* Written instruction:
Scan the listing and work out how many lines contain the word "gering". Nothing but the number should be given.

* Listed entries:
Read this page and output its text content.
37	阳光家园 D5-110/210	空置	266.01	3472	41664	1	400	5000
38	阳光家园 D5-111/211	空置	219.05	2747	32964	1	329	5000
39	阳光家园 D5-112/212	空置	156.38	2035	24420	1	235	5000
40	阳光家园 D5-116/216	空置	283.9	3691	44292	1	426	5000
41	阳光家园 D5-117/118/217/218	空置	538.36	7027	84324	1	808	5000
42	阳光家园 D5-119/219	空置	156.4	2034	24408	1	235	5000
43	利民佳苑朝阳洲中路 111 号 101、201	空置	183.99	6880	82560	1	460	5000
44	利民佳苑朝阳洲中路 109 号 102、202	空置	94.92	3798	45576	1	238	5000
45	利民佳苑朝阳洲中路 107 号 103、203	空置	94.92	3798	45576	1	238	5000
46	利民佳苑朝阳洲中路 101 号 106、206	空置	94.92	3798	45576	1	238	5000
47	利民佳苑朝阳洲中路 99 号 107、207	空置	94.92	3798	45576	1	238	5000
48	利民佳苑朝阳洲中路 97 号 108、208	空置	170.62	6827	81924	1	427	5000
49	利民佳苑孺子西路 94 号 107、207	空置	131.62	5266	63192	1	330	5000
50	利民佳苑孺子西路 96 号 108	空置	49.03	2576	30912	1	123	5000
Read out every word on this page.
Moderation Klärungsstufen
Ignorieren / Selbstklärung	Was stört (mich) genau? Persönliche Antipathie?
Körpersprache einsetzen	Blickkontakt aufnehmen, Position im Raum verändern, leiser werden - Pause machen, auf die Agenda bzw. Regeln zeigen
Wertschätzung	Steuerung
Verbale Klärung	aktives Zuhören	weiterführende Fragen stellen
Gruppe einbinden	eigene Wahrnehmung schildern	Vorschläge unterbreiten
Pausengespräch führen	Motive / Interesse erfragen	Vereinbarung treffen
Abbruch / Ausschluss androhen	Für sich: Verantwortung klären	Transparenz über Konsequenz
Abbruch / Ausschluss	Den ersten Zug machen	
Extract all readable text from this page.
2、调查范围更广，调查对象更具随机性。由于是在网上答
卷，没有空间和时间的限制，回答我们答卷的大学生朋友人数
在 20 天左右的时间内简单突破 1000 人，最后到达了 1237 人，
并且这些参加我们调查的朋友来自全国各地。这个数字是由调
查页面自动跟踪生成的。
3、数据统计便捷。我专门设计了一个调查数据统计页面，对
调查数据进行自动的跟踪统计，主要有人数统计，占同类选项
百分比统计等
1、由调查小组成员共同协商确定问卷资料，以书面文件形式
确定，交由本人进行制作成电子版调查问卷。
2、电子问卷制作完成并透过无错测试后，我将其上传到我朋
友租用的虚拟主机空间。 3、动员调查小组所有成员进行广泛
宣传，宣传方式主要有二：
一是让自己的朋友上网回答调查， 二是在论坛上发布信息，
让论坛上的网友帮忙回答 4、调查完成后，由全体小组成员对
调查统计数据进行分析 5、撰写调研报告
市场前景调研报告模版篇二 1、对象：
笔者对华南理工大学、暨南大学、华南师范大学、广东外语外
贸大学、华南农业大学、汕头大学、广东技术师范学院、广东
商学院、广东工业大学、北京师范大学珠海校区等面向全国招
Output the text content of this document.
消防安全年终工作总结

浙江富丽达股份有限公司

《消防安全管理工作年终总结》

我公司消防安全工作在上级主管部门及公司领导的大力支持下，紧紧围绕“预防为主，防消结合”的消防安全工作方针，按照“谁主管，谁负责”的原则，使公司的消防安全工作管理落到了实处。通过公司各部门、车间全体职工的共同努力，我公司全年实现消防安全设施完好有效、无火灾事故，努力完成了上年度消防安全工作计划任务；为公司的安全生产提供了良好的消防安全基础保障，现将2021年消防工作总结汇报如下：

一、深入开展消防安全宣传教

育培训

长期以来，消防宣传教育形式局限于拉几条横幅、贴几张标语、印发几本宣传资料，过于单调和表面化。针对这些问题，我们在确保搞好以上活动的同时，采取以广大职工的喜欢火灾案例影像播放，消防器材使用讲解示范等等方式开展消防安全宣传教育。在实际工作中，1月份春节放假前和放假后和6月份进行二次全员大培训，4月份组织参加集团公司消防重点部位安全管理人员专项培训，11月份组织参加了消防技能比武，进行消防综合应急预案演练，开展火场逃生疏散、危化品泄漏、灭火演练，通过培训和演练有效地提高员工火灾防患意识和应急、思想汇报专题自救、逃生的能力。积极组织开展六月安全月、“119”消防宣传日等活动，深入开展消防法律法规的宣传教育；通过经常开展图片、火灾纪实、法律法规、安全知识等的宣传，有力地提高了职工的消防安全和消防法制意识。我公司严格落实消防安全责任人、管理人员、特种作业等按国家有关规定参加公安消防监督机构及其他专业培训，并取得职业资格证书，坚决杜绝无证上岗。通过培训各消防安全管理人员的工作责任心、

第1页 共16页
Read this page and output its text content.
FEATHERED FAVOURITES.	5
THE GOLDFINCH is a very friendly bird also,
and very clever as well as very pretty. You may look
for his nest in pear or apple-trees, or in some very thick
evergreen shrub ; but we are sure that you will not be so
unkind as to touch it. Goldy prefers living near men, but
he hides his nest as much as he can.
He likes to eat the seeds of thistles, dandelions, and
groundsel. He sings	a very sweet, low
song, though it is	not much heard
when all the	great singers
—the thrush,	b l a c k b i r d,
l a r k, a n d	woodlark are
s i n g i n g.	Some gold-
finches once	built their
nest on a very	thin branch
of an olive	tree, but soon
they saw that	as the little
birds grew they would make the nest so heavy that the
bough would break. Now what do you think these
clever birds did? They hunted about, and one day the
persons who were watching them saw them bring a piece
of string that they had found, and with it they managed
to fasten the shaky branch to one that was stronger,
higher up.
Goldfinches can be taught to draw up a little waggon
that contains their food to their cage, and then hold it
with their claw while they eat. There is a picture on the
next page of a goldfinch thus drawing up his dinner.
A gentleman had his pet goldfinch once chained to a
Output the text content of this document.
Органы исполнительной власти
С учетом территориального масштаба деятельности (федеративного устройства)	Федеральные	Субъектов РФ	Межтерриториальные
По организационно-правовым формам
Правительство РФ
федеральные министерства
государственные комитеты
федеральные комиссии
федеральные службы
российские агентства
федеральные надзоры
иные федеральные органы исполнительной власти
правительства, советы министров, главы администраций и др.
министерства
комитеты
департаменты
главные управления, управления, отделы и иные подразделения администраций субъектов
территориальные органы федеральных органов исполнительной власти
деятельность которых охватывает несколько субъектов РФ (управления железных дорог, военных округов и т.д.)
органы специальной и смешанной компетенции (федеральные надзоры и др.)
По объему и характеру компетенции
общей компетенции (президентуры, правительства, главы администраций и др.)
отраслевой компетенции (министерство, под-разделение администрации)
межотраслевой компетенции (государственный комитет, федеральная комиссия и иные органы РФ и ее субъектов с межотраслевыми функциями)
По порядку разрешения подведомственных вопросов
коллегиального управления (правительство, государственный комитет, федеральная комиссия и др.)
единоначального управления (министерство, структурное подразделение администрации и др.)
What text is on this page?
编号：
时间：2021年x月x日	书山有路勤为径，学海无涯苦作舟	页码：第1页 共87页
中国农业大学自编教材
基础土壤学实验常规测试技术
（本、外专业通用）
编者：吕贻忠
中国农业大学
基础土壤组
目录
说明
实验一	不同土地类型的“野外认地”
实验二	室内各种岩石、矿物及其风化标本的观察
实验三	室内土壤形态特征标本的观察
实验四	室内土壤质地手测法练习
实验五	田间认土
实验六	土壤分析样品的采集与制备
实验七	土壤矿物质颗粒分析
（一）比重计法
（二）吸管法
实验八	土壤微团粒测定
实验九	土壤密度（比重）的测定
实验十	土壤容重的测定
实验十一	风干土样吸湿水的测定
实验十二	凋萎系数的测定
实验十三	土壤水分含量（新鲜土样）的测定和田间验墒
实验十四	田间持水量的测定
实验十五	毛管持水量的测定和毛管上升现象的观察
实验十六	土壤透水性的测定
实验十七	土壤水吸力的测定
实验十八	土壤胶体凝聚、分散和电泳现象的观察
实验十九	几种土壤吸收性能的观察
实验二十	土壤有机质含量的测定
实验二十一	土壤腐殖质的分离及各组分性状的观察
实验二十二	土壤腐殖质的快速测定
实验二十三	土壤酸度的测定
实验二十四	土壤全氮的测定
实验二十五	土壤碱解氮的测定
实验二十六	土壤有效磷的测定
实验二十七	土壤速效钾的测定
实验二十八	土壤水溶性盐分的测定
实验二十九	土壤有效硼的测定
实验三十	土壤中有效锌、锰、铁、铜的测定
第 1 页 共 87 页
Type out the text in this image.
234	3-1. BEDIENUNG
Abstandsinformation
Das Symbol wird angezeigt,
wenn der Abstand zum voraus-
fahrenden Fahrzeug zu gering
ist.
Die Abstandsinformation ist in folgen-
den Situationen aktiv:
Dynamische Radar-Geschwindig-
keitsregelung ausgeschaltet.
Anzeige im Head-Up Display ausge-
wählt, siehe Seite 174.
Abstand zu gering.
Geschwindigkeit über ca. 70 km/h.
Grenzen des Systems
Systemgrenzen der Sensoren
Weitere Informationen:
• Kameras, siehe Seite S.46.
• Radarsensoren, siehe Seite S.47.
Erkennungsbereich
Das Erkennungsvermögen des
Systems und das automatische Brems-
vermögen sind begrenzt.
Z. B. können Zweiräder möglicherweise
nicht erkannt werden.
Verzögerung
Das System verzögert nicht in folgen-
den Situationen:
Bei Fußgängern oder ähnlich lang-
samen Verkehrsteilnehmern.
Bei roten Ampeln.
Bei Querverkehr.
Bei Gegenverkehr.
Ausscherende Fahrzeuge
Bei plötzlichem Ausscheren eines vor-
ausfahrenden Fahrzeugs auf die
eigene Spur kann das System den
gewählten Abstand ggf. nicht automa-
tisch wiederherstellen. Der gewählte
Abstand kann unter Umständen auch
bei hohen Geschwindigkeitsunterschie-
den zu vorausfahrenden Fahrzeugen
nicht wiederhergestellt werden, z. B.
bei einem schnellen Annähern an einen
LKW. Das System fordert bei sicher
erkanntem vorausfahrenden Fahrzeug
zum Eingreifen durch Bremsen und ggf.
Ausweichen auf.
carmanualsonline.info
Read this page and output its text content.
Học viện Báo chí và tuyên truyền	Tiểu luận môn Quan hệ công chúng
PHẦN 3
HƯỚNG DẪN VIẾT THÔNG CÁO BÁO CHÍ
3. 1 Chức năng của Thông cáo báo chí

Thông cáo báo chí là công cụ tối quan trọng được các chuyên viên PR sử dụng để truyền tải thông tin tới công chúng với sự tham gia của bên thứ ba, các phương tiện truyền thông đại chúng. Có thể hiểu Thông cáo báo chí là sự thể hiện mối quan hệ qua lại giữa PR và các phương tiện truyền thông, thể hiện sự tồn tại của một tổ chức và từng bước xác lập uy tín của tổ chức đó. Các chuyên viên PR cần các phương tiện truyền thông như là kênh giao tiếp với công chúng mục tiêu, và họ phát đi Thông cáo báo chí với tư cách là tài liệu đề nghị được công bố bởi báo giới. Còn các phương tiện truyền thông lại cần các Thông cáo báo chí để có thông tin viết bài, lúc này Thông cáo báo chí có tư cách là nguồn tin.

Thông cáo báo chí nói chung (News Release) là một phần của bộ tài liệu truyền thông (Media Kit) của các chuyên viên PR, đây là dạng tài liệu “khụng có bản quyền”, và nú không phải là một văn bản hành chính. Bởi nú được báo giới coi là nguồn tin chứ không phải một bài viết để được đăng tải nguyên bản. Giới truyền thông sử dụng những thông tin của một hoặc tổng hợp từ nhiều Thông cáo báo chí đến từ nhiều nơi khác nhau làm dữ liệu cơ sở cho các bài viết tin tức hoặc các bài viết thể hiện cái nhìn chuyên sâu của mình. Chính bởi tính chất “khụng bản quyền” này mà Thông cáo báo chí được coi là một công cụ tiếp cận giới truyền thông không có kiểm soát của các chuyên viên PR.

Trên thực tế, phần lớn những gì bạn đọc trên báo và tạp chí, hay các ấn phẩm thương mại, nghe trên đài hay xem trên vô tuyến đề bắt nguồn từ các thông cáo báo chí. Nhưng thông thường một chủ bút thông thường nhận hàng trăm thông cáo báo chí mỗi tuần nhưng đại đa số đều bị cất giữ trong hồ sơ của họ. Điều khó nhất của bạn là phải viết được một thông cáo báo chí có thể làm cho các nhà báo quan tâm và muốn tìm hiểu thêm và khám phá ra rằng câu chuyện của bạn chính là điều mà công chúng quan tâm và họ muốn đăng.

* Output for this exercise:
2